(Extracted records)

= = = =

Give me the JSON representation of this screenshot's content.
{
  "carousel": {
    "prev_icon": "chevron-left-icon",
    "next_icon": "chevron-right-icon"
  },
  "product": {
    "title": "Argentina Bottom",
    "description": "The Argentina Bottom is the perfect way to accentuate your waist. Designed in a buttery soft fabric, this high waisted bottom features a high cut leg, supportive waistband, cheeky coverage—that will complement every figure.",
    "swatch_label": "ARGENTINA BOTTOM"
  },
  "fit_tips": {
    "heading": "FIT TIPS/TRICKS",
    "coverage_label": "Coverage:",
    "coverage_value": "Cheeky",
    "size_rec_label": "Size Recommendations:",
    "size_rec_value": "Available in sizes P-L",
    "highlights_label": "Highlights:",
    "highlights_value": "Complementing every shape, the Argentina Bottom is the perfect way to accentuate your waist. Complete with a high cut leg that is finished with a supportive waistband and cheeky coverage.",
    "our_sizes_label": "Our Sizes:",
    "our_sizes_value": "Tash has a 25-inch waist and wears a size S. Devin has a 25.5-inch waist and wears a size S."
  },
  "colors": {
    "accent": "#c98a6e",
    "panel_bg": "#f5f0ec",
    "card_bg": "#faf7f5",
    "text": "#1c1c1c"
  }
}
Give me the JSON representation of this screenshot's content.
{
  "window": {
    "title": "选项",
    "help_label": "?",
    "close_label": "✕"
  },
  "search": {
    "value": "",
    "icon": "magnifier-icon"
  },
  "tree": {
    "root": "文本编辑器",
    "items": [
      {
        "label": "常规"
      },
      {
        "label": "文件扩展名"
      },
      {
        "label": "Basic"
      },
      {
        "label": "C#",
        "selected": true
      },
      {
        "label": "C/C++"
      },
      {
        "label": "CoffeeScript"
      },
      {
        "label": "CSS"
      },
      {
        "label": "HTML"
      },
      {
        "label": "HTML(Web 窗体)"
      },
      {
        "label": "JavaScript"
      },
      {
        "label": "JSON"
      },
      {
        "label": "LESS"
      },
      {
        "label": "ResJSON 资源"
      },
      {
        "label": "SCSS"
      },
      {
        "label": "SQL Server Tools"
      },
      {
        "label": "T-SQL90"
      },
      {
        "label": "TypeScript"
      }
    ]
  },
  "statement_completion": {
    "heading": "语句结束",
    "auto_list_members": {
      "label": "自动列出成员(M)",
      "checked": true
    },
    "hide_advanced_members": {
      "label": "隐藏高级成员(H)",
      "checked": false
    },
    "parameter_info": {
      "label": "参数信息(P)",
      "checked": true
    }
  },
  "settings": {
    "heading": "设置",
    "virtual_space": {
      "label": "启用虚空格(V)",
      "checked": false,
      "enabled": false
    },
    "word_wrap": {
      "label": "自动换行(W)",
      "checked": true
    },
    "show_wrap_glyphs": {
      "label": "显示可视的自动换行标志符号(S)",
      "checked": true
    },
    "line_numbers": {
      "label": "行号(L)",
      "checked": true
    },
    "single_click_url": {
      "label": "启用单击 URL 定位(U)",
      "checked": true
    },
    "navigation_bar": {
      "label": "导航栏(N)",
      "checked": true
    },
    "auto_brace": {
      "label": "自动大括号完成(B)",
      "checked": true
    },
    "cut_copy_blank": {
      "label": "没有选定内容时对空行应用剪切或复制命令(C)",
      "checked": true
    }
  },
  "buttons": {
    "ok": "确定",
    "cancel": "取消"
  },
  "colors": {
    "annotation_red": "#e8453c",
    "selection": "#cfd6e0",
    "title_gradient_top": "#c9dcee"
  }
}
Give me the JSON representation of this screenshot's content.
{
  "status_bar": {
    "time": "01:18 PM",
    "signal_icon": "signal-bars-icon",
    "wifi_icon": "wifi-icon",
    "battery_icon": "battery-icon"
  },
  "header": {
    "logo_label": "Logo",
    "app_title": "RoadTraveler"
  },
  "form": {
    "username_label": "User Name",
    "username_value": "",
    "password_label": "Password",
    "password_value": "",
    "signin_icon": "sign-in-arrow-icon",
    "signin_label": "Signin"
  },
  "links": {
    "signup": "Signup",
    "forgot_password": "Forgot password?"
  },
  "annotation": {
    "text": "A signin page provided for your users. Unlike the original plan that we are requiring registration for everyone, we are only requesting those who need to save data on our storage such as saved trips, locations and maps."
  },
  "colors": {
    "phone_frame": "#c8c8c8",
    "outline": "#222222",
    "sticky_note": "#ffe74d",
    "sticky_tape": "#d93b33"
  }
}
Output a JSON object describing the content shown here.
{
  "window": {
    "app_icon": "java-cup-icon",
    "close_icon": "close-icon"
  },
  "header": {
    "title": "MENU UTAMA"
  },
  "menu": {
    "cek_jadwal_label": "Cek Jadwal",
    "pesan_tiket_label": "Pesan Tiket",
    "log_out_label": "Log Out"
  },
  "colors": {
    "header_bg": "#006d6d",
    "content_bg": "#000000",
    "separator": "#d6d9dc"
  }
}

= = = =

# SET EXERCISE
Every line above needs to be retyped exactly.

# WRITTEN ANSWER
Give me the JSON representation of this screenshot's content.
{
  "carousel": {
    "prev_icon": "chevron-left-icon",
    "next_icon": "chevron-right-icon"
  },
  "product": {
    "title": "Argentina Bottom",
    "description": "The Argentina Bottom is the perfect way to accentuate your waist. Designed in a buttery soft fabric, this high waisted bottom features a high cut leg, supportive waistband, cheeky coverage—that will complement every figure.",
    "swatch_label": "ARGENTINA BOTTOM"
  },
  "fit_tips": {
    "heading": "FIT TIPS/TRICKS",
    "coverage_label": "Coverage:",
    "coverage_value": "Cheeky",
    "size_rec_label": "Size Recommendations:",
    "size_rec_value": "Available in sizes P-L",
    "highlights_label": "Highlights:",
    "highlights_value": "Complementing every shape, the Argentina Bottom is the perfect way to accentuate your waist. Complete with a high cut leg that is finished with a supportive waistband and cheeky coverage.",
    "our_sizes_label": "Our Sizes:",
    "our_sizes_value": "Tash has a 25-inch waist and wears a size S. Devin has a 25.5-inch waist and wears a size S."
  },
  "colors": {
    "accent": "#c98a6e",
    "panel_bg": "#f5f0ec",
    "card_bg": "#faf7f5",
    "text": "#1c1c1c"
  }
}
Give me the JSON representation of this screenshot's content.
{
  "window": {
    "title": "选项",
    "help_label": "?",
    "close_label": "✕"
  },
  "search": {
    "value": "",
    "icon": "magnifier-icon"
  },
  "tree": {
    "root": "文本编辑器",
    "items": [
      {
        "label": "常规"
      },
      {
        "label": "文件扩展名"
      },
      {
        "label": "Basic"
      },
      {
        "label": "C#",
        "selected": true
      },
      {
        "label": "C/C++"
      },
      {
        "label": "CoffeeScript"
      },
      {
        "label": "CSS"
      },
      {
        "label": "HTML"
      },
      {
        "label": "HTML(Web 窗体)"
      },
      {
        "label": "JavaScript"
      },
      {
        "label": "JSON"
      },
      {
        "label": "LESS"
      },
      {
        "label": "ResJSON 资源"
      },
      {
        "label": "SCSS"
      },
      {
        "label": "SQL Server Tools"
      },
      {
        "label": "T-SQL90"
      },
      {
        "label": "TypeScript"
      }
    ]
  },
  "statement_completion": {
    "heading": "语句结束",
    "auto_list_members": {
      "label": "自动列出成员(M)",
      "checked": true
    },
    "hide_advanced_members": {
      "label": "隐藏高级成员(H)",
      "checked": false
    },
    "parameter_info": {
      "label": "参数信息(P)",
      "checked": true
    }
  },
  "settings": {
    "heading": "设置",
    "virtual_space": {
      "label": "启用虚空格(V)",
      "checked": false,
      "enabled": false
    },
    "word_wrap": {
      "label": "自动换行(W)",
      "checked": true
    },
    "show_wrap_glyphs": {
      "label": "显示可视的自动换行标志符号(S)",
      "checked": true
    },
    "line_numbers": {
      "label": "行号(L)",
      "checked": true
    },
    "single_click_url": {
      "label": "启用单击 URL 定位(U)",
      "checked": true
    },
    "navigation_bar": {
      "label": "导航栏(N)",
      "checked": true
    },
    "auto_brace": {
      "label": "自动大括号完成(B)",
      "checked": true
    },
    "cut_copy_blank": {
      "label": "没有选定内容时对空行应用剪切或复制命令(C)",
      "checked": true
    }
  },
  "buttons": {
    "ok": "确定",
    "cancel": "取消"
  },
  "colors": {
    "annotation_red": "#e8453c",
    "selection": "#cfd6e0",
    "title_gradient_top": "#c9dcee"
  }
}
Give me the JSON representation of this screenshot's content.
{
  "status_bar": {
    "time": "01:18 PM",
    "signal_icon": "signal-bars-icon",
    "wifi_icon": "wifi-icon",
    "battery_icon": "battery-icon"
  },
  "header": {
    "logo_label": "Logo",
    "app_title": "RoadTraveler"
  },
  "form": {
    "username_label": "User Name",
    "username_value": "",
    "password_label": "Password",
    "password_value": "",
    "signin_icon": "sign-in-arrow-icon",
    "signin_label": "Signin"
  },
  "links": {
    "signup": "Signup",
    "forgot_password": "Forgot password?"
  },
  "annotation": {
    "text": "A signin page provided for your users. Unlike the original plan that we are requiring registration for everyone, we are only requesting those who need to save data on our storage such as saved trips, locations and maps."
  },
  "colors": {
    "phone_frame": "#c8c8c8",
    "outline": "#222222",
    "sticky_note": "#ffe74d",
    "sticky_tape": "#d93b33"
  }
}
Output a JSON object describing the content shown here.
{
  "window": {
    "app_icon": "java-cup-icon",
    "close_icon": "close-icon"
  },
  "header": {
    "title": "MENU UTAMA"
  },
  "menu": {
    "cek_jadwal_label": "Cek Jadwal",
    "pesan_tiket_label": "Pesan Tiket",
    "log_out_label": "Log Out"
  },
  "colors": {
    "header_bg": "#006d6d",
    "content_bg": "#000000",
    "separator": "#d6d9dc"
  }
}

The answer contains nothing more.